* start *

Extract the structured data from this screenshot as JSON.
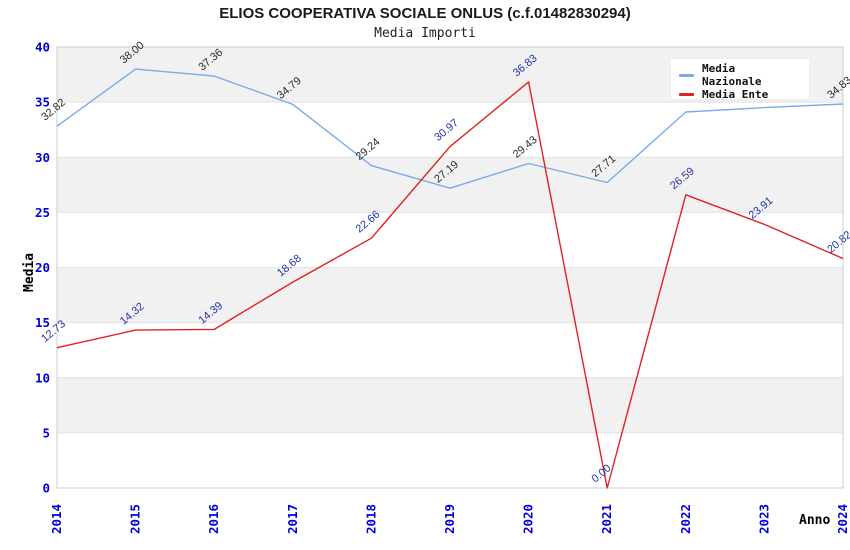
{
  "chart_data": {
    "type": "line",
    "title": "ELIOS COOPERATIVA SOCIALE ONLUS (c.f.01482830294)",
    "subtitle": "Media Importi",
    "xlabel": "Anno",
    "ylabel": "Media",
    "ylim": [
      0,
      40
    ],
    "y_ticks": [
      0,
      5,
      10,
      15,
      20,
      25,
      30,
      35,
      40
    ],
    "categories": [
      "2014",
      "2015",
      "2016",
      "2017",
      "2018",
      "2019",
      "2020",
      "2021",
      "2022",
      "2023",
      "2024"
    ],
    "series": [
      {
        "name": "Media Nazionale",
        "color": "#7aabea",
        "values": [
          32.82,
          38.0,
          37.36,
          34.79,
          29.24,
          27.19,
          29.43,
          27.71,
          34.1,
          34.5,
          34.83
        ],
        "point_labels": [
          "32.82",
          "38.00",
          "37.36",
          "34.79",
          "29.24",
          "27.19",
          "29.43",
          "27.71",
          "",
          "",
          "34.83"
        ],
        "label_color": "#2b2b2b"
      },
      {
        "name": "Media Ente",
        "color": "#e02222",
        "values": [
          12.73,
          14.32,
          14.39,
          18.68,
          22.66,
          30.97,
          36.83,
          0.0,
          26.59,
          23.91,
          20.82
        ],
        "point_labels": [
          "12.73",
          "14.32",
          "14.39",
          "18.68",
          "22.66",
          "30.97",
          "36.83",
          "0.00",
          "26.59",
          "23.91",
          "20.82"
        ],
        "label_color": "#2233aa"
      }
    ],
    "legend_position": "top-right",
    "grid": "alternating-horizontal-bands",
    "band_color": "#f1f1f1",
    "gridline_color": "#e2e2e2",
    "plot_border_color": "#cccccc",
    "axis_tick_color": "#0000dd"
  }
}
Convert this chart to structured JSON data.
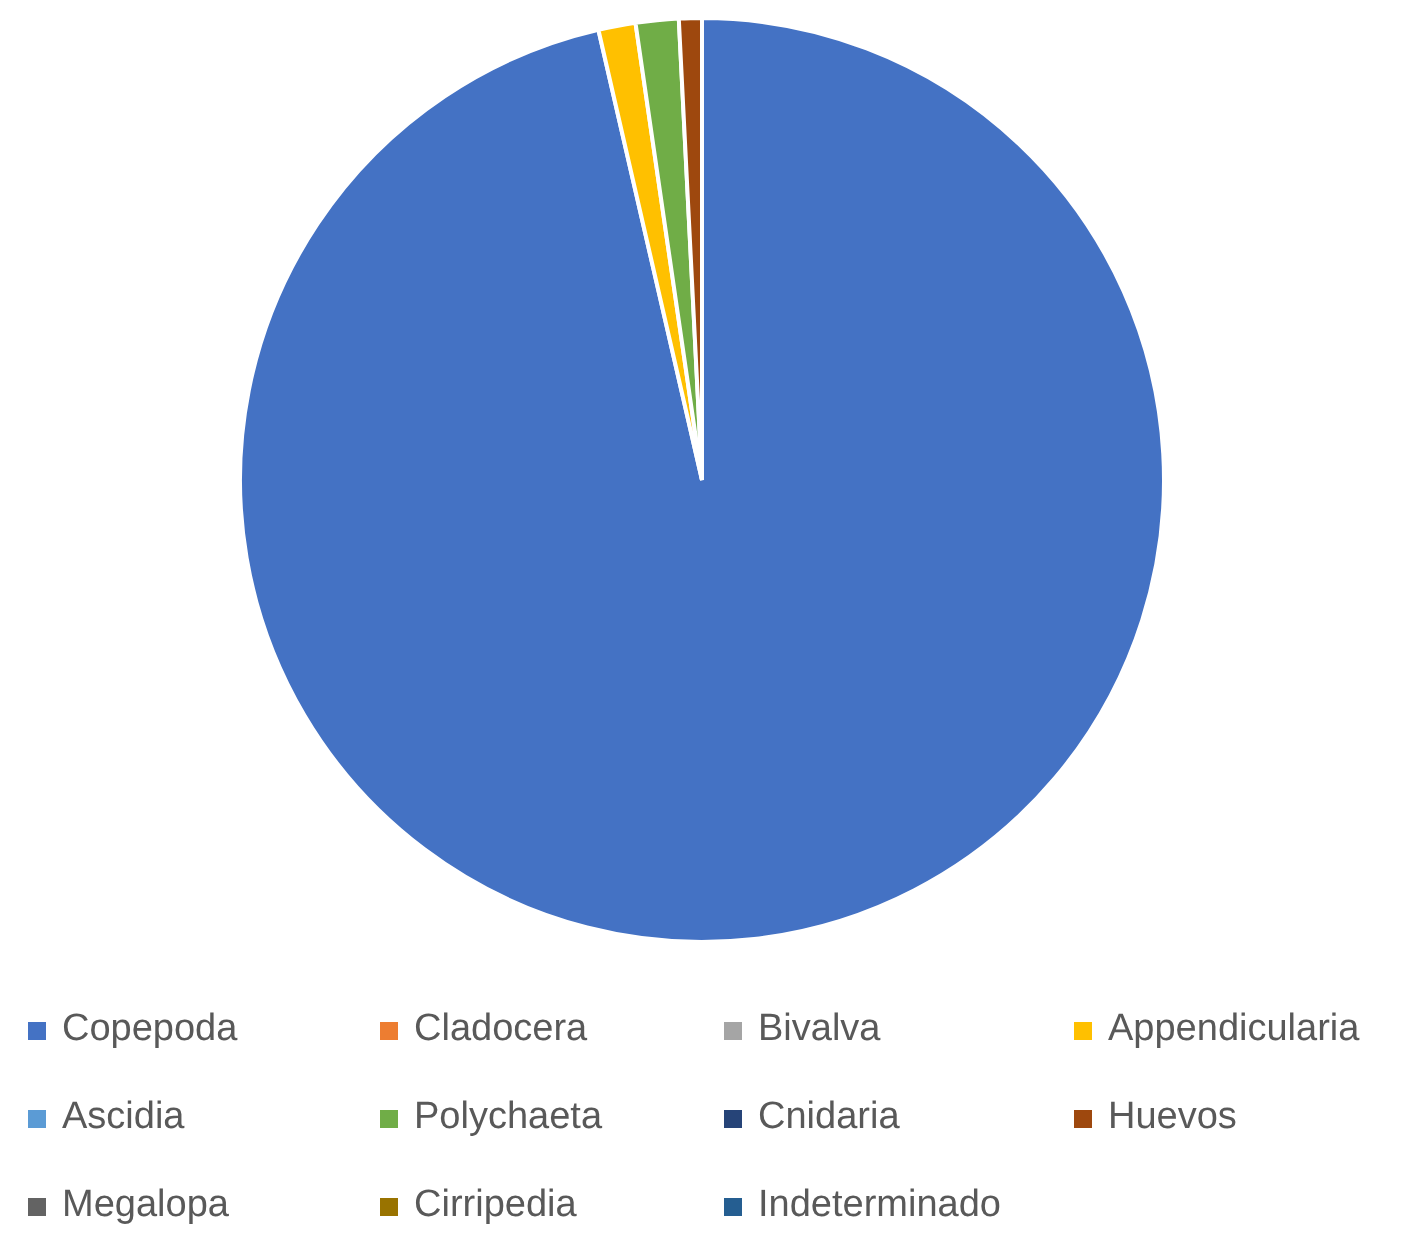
{
  "chart_data": {
    "type": "pie",
    "categories": [
      "Copepoda",
      "Cladocera",
      "Bivalva",
      "Appendicularia",
      "Ascidia",
      "Polychaeta",
      "Cnidaria",
      "Huevos",
      "Megalopa",
      "Cirripedia",
      "Indeterminado"
    ],
    "values": [
      96.4,
      0,
      0,
      1.3,
      0,
      1.5,
      0,
      0.8,
      0,
      0,
      0
    ],
    "colors": [
      "#4472c4",
      "#ed7d31",
      "#a5a5a5",
      "#ffc000",
      "#5b9bd5",
      "#70ad47",
      "#264478",
      "#9e480e",
      "#636363",
      "#997300",
      "#255e91"
    ],
    "legend": "bottom"
  }
}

* end *

→ **To be done**
Pick out each line in the material containing "name".

→ **Solution to the problem**
        "name": "Media Nazionale",
        "name": "Media Ente",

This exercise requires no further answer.